What is required:
Transcribe the records word for word, from the start of the records down to and including the line that contains "79, 681, 100]".

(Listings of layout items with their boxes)
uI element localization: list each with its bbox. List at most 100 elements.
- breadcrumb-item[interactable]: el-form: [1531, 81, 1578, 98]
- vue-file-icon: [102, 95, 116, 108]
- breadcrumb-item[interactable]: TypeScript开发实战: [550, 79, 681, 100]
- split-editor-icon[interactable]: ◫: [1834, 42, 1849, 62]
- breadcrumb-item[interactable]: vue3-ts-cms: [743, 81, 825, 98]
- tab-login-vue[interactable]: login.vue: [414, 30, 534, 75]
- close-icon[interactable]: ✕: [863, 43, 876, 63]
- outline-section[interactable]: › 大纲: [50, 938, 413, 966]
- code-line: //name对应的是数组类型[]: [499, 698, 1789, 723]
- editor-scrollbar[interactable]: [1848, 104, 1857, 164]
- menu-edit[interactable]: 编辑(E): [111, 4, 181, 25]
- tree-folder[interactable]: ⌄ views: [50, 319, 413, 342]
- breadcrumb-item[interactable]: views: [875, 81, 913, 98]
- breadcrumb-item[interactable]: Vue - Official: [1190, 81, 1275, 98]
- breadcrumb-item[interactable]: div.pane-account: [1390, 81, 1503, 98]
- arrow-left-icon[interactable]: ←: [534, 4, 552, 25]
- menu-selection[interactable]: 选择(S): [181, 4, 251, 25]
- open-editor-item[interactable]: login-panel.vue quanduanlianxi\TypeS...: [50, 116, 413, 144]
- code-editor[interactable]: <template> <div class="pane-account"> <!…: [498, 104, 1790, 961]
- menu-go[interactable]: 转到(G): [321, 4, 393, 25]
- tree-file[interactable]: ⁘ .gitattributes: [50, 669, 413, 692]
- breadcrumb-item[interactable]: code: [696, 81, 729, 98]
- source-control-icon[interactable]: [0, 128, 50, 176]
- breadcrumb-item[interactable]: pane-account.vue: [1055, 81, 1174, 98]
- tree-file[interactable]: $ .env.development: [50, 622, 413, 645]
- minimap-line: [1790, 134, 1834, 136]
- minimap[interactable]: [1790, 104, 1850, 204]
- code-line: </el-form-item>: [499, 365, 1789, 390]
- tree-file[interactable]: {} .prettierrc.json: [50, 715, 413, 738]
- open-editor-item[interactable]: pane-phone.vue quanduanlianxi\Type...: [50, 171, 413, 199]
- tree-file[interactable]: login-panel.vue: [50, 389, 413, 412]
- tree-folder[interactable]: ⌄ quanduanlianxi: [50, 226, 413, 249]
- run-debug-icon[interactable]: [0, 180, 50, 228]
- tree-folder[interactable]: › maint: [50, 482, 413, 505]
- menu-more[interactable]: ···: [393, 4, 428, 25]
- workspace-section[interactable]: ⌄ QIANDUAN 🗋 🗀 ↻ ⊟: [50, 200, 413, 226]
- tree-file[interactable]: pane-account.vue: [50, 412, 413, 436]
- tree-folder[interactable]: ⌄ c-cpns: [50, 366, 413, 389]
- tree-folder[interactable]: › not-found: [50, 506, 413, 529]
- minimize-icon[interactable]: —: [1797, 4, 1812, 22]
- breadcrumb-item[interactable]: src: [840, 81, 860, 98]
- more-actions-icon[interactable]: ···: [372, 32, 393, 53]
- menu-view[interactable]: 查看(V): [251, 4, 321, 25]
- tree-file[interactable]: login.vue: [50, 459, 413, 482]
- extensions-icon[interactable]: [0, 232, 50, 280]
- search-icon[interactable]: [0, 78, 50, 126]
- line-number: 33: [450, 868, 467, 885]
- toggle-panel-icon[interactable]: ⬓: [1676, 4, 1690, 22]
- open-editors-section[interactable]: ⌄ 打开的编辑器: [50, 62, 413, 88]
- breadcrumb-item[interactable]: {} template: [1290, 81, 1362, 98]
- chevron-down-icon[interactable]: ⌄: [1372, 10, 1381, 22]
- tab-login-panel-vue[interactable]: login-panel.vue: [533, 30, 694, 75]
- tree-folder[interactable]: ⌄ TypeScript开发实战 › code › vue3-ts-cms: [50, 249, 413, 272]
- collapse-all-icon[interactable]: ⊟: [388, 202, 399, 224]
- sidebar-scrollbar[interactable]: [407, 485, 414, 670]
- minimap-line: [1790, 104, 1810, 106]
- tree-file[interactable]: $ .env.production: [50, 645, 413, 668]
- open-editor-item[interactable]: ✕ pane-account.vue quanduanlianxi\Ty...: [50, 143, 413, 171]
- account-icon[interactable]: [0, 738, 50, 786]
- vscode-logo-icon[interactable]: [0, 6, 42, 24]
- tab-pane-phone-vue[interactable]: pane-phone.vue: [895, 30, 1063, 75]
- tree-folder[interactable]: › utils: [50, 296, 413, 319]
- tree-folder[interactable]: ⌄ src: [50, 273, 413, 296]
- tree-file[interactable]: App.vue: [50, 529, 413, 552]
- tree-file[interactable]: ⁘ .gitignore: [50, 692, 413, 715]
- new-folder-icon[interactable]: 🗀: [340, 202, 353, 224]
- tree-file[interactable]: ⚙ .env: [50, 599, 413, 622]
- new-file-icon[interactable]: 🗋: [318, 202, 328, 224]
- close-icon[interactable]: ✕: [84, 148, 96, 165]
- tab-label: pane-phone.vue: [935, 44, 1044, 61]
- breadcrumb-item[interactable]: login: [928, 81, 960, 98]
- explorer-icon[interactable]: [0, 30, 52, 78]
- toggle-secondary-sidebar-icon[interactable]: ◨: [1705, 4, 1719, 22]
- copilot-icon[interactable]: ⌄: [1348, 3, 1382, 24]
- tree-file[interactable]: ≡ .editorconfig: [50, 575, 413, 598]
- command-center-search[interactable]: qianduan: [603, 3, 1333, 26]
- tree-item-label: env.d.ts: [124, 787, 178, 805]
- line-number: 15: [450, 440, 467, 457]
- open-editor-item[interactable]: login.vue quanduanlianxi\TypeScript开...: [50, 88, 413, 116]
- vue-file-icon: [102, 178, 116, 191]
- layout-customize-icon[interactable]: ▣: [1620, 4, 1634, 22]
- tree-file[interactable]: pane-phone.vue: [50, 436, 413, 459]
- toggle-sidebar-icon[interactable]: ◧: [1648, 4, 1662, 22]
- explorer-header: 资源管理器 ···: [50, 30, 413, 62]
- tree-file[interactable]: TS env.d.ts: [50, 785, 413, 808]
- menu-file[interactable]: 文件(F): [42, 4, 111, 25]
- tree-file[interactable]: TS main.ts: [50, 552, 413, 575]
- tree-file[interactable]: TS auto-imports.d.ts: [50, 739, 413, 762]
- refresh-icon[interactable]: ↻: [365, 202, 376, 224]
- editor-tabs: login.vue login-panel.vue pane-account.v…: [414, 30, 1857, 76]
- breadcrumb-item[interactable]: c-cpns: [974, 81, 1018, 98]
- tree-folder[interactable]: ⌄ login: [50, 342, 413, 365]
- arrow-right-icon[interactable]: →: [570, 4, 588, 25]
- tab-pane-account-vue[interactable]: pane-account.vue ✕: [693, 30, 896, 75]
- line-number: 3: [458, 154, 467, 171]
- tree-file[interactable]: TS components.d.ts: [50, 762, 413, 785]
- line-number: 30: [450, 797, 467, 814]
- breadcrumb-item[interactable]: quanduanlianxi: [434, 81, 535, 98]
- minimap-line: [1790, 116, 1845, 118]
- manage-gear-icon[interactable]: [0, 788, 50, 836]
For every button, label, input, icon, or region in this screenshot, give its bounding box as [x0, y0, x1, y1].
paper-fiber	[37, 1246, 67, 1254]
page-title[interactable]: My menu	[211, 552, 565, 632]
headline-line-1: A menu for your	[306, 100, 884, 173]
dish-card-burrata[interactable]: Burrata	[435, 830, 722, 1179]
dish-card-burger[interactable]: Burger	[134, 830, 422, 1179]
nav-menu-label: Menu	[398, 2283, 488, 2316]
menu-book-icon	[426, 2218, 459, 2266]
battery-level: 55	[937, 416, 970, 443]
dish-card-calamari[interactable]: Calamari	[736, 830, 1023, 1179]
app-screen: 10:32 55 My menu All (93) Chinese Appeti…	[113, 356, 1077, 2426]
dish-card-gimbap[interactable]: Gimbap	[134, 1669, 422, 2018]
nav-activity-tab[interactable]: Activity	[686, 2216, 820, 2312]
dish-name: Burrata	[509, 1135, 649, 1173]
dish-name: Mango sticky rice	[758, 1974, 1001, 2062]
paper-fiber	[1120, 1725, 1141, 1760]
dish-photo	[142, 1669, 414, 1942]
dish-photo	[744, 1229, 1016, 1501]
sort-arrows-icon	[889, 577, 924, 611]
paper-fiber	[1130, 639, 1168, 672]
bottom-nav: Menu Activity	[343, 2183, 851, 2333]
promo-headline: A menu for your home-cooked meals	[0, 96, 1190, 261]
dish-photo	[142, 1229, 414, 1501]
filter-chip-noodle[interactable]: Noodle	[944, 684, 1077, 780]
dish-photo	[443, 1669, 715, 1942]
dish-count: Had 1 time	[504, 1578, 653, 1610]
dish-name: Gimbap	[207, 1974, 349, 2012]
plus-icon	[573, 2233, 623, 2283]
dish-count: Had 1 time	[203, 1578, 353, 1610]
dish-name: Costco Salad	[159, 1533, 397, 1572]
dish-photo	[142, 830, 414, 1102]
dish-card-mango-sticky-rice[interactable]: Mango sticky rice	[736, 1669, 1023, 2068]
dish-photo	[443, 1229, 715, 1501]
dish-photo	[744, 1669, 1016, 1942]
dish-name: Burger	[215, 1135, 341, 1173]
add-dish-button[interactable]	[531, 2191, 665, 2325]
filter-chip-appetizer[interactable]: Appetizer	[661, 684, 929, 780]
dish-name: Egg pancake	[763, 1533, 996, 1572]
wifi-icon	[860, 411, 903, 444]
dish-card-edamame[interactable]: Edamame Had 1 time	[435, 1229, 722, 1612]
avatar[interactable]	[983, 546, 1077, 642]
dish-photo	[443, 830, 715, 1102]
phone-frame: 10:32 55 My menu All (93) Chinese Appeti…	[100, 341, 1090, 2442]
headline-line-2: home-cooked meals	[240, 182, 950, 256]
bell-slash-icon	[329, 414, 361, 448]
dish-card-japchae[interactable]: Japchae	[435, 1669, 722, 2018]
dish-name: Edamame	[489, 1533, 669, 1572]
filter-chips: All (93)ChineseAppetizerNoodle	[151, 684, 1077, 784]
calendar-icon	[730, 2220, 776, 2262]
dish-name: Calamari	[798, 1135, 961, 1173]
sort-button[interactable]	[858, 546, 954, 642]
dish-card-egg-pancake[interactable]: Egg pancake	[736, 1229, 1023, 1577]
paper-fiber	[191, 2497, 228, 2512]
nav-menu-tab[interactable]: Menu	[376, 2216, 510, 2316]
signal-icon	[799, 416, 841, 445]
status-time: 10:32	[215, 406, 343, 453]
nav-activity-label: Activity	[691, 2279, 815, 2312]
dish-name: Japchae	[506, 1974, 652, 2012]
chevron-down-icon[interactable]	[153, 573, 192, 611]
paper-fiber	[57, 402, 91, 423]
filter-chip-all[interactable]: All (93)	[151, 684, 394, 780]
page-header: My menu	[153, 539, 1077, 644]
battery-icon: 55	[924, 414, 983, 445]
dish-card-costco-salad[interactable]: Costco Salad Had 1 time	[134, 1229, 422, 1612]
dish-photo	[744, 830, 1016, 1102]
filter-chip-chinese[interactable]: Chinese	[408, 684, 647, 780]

Complete response:
uI element localization: list each with its bbox. List at most 100 elements.
- breadcrumb-item[interactable]: el-form: [1531, 81, 1578, 98]
- vue-file-icon: [102, 95, 116, 108]
- breadcrumb-item[interactable]: TypeScript开发实战: [550, 79, 681, 100]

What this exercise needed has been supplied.